Task to carry out → Spot each line that carries the word "aucun"; copy those lines.

Records for the exercise →
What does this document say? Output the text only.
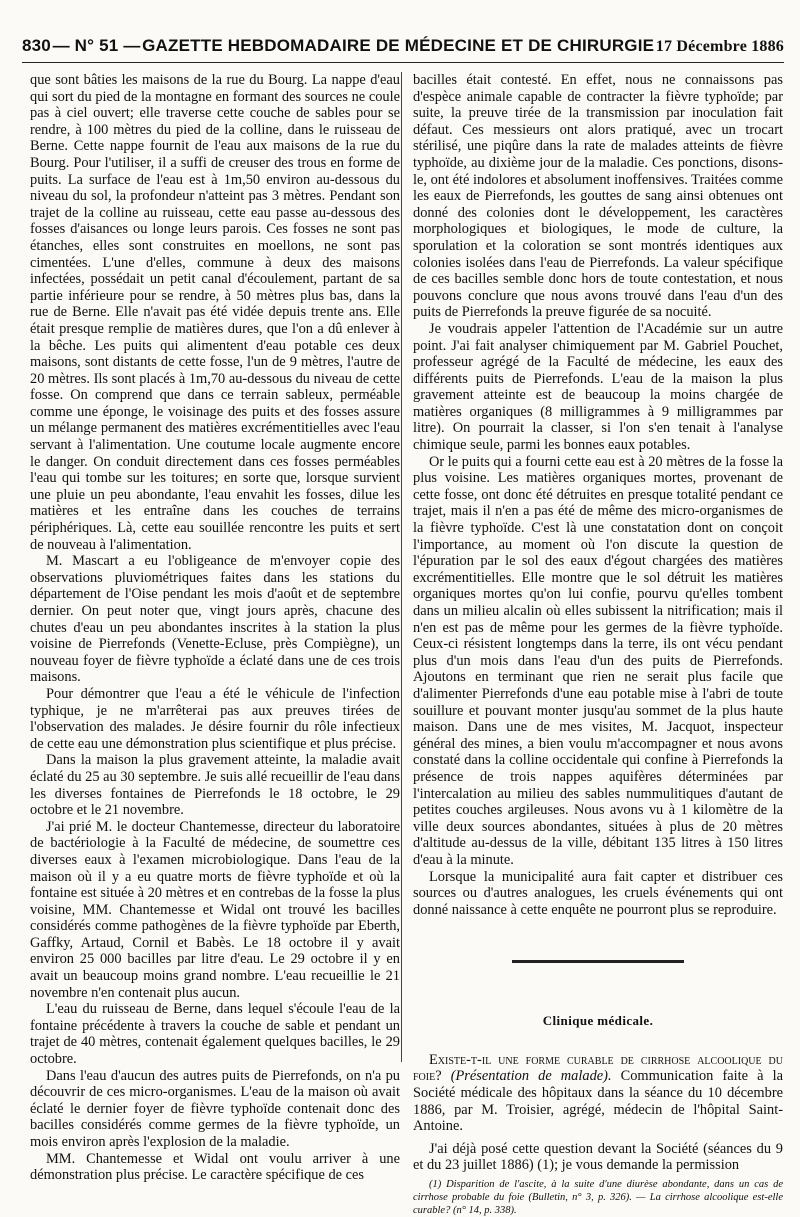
830 — N° 51 — GAZETTE HEBDOMADAIRE DE MÉDECINE ET DE CHIRURGIE 17 Décembre 1886

que sont bâties les maisons de la rue du Bourg. La nappe d'eau qui sort du pied de la montagne en formant des sources ne coule pas à ciel ouvert; elle traverse cette couche de sables pour se rendre, à 100 mètres du pied de la colline, dans le ruisseau de Berne. Cette nappe fournit de l'eau aux maisons de la rue du Bourg. Pour l'utiliser, il a suffi de creuser des trous en forme de puits. La surface de l'eau est à 1m,50 environ au-dessous du niveau du sol, la profondeur n'atteint pas 3 mètres. Pendant son trajet de la colline au ruisseau, cette eau passe au-dessous des fosses d'aisances ou longe leurs parois. Ces fosses ne sont pas étanches, elles sont construites en moellons, ne sont pas cimentées. L'une d'elles, commune à deux des maisons infectées, possédait un petit canal d'écoulement, partant de sa partie inférieure pour se rendre, à 50 mètres plus bas, dans la rue de Berne. Elle n'avait pas été vidée depuis trente ans. Elle était presque remplie de matières dures, que l'on a dû enlever à la bêche. Les puits qui alimentent d'eau potable ces deux maisons, sont distants de cette fosse, l'un de 9 mètres, l'autre de 20 mètres. Ils sont placés à 1m,70 au-dessous du niveau de cette fosse. On comprend que dans ce terrain sableux, perméable comme une éponge, le voisinage des puits et des fosses assure un mélange permanent des matières excrémentitielles avec l'eau servant à l'alimentation. Une coutume locale augmente encore le danger. On conduit directement dans ces fosses perméables l'eau qui tombe sur les toitures; en sorte que, lorsque survient une pluie un peu abondante, l'eau envahit les fosses, dilue les matières et les entraîne dans les couches de terrains périphériques. Là, cette eau souillée rencontre les puits et sert de nouveau à l'alimentation.

M. Mascart a eu l'obligeance de m'envoyer copie des observations pluviométriques faites dans les stations du département de l'Oise pendant les mois d'août et de septembre dernier. On peut noter que, vingt jours après, chacune des chutes d'eau un peu abondantes inscrites à la station la plus voisine de Pierrefonds (Venette-Ecluse, près Compiègne), un nouveau foyer de fièvre typhoïde a éclaté dans une de ces trois maisons.

Pour démontrer que l'eau a été le véhicule de l'infection typhique, je ne m'arrêterai pas aux preuves tirées de l'observation des malades. Je désire fournir du rôle infectieux de cette eau une démonstration plus scientifique et plus précise.

Dans la maison la plus gravement atteinte, la maladie avait éclaté du 25 au 30 septembre. Je suis allé recueillir de l'eau dans les diverses fontaines de Pierrefonds le 18 octobre, le 29 octobre et le 21 novembre.

J'ai prié M. le docteur Chantemesse, directeur du laboratoire de bactériologie à la Faculté de médecine, de soumettre ces diverses eaux à l'examen microbiologique. Dans l'eau de la maison où il y a eu quatre morts de fièvre typhoïde et où la fontaine est située à 20 mètres et en contrebas de la fosse la plus voisine, MM. Chantemesse et Widal ont trouvé les bacilles considérés comme pathogènes de la fièvre typhoïde par Eberth, Gaffky, Artaud, Cornil et Babès. Le 18 octobre il y avait environ 25 000 bacilles par litre d'eau. Le 29 octobre il y en avait un beaucoup moins grand nombre. L'eau recueillie le 21 novembre n'en contenait plus aucun.

L'eau du ruisseau de Berne, dans lequel s'écoule l'eau de la fontaine précédente à travers la couche de sable et pendant un trajet de 40 mètres, contenait également quelques bacilles, le 29 octobre.

Dans l'eau d'aucun des autres puits de Pierrefonds, on n'a pu découvrir de ces micro-organismes. L'eau de la maison où avait éclaté le dernier foyer de fièvre typhoïde contenait donc des bacilles considérés comme germes de la fièvre typhoïde, un mois environ après l'explosion de la maladie.

MM. Chantemesse et Widal ont voulu arriver à une démonstration plus précise. Le caractère spécifique de ces

bacilles était contesté. En effet, nous ne connaissons pas d'espèce animale capable de contracter la fièvre typhoïde; par suite, la preuve tirée de la transmission par inoculation fait défaut. Ces messieurs ont alors pratiqué, avec un trocart stérilisé, une piqûre dans la rate de malades atteints de fièvre typhoïde, au dixième jour de la maladie. Ces ponctions, disons-le, ont été indolores et absolument inoffensives. Traitées comme les eaux de Pierrefonds, les gouttes de sang ainsi obtenues ont donné des colonies dont le développement, les caractères morphologiques et biologiques, le mode de culture, la sporulation et la coloration se sont montrés identiques aux colonies isolées dans l'eau de Pierrefonds. La valeur spécifique de ces bacilles semble donc hors de toute contestation, et nous pouvons conclure que nous avons trouvé dans l'eau d'un des puits de Pierrefonds la preuve figurée de sa nocuité.

Je voudrais appeler l'attention de l'Académie sur un autre point. J'ai fait analyser chimiquement par M. Gabriel Pouchet, professeur agrégé de la Faculté de médecine, les eaux des différents puits de Pierrefonds. L'eau de la maison la plus gravement atteinte est de beaucoup la moins chargée de matières organiques (8 milligrammes à 9 milligrammes par litre). On pourrait la classer, si l'on s'en tenait à l'analyse chimique seule, parmi les bonnes eaux potables.

Or le puits qui a fourni cette eau est à 20 mètres de la fosse la plus voisine. Les matières organiques mortes, provenant de cette fosse, ont donc été détruites en presque totalité pendant ce trajet, mais il n'en a pas été de même des micro-organismes de la fièvre typhoïde. C'est là une constatation dont on conçoit l'importance, au moment où l'on discute la question de l'épuration par le sol des eaux d'égout chargées des matières excrémentitielles. Elle montre que le sol détruit les matières organiques mortes qu'on lui confie, pourvu qu'elles tombent dans un milieu alcalin où elles subissent la nitrification; mais il n'en est pas de même pour les germes de la fièvre typhoïde. Ceux-ci résistent longtemps dans la terre, ils ont vécu pendant plus d'un mois dans l'eau d'un des puits de Pierrefonds. Ajoutons en terminant que rien ne serait plus facile que d'alimenter Pierrefonds d'une eau potable mise à l'abri de toute souillure et pouvant monter jusqu'au sommet de la plus haute maison. Dans une de mes visites, M. Jacquot, inspecteur général des mines, a bien voulu m'accompagner et nous avons constaté dans la colline occidentale qui confine à Pierrefonds la présence de trois nappes aquifères déterminées par l'intercalation au milieu des sables nummulitiques d'autant de petites couches argileuses. Nous avons vu à 1 kilomètre de la ville deux sources abondantes, situées à plus de 20 mètres d'altitude au-dessus de la ville, débitant 135 litres à 150 litres d'eau à la minute.

Lorsque la municipalité aura fait capter et distribuer ces sources ou d'autres analogues, les cruels événements qui ont donné naissance à cette enquête ne pourront plus se reproduire.

Clinique médicale.

Existe-t-il une forme curable de cirrhose alcoolique du foie? (Présentation de malade). Communication faite à la Société médicale des hôpitaux dans la séance du 10 décembre 1886, par M. Troisier, agrégé, médecin de l'hôpital Saint-Antoine.

J'ai déjà posé cette question devant la Société (séances du 9 et du 23 juillet 1886) (1); je vous demande la permission

(1) Disparition de l'ascite, à la suite d'une diurèse abondante, dans un cas de cirrhose probable du foie (Bulletin, n° 3, p. 326). — La cirrhose alcoolique est-elle curable? (n° 14, p. 338).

Written reply →
J'ai prié M. le docteur Chantemesse, directeur du laboratoire de bactériologie à la Faculté de médecine, de soumettre ces diverses eaux à l'examen microbiologique. Dans l'eau de la maison où il y a eu quatre morts de fièvre typhoïde et où la fontaine est située à 20 mètres et en contrebas de la fosse la plus voisine, MM. Chantemesse et Widal ont trouvé les bacilles considérés comme pathogènes de la fièvre typhoïde par Eberth, Gaffky, Artaud, Cornil et Babès. Le 18 octobre il y avait environ 25 000 bacilles par litre d'eau. Le 29 octobre il y en avait un beaucoup moins grand nombre. L'eau recueillie le 21 novembre n'en contenait plus aucun.
Dans l'eau d'aucun des autres puits de Pierrefonds, on n'a pu découvrir de ces micro-organismes. L'eau de la maison où avait éclaté le dernier foyer de fièvre typhoïde contenait donc des bacilles considérés comme germes de la fièvre typhoïde, un mois environ après l'explosion de la maladie.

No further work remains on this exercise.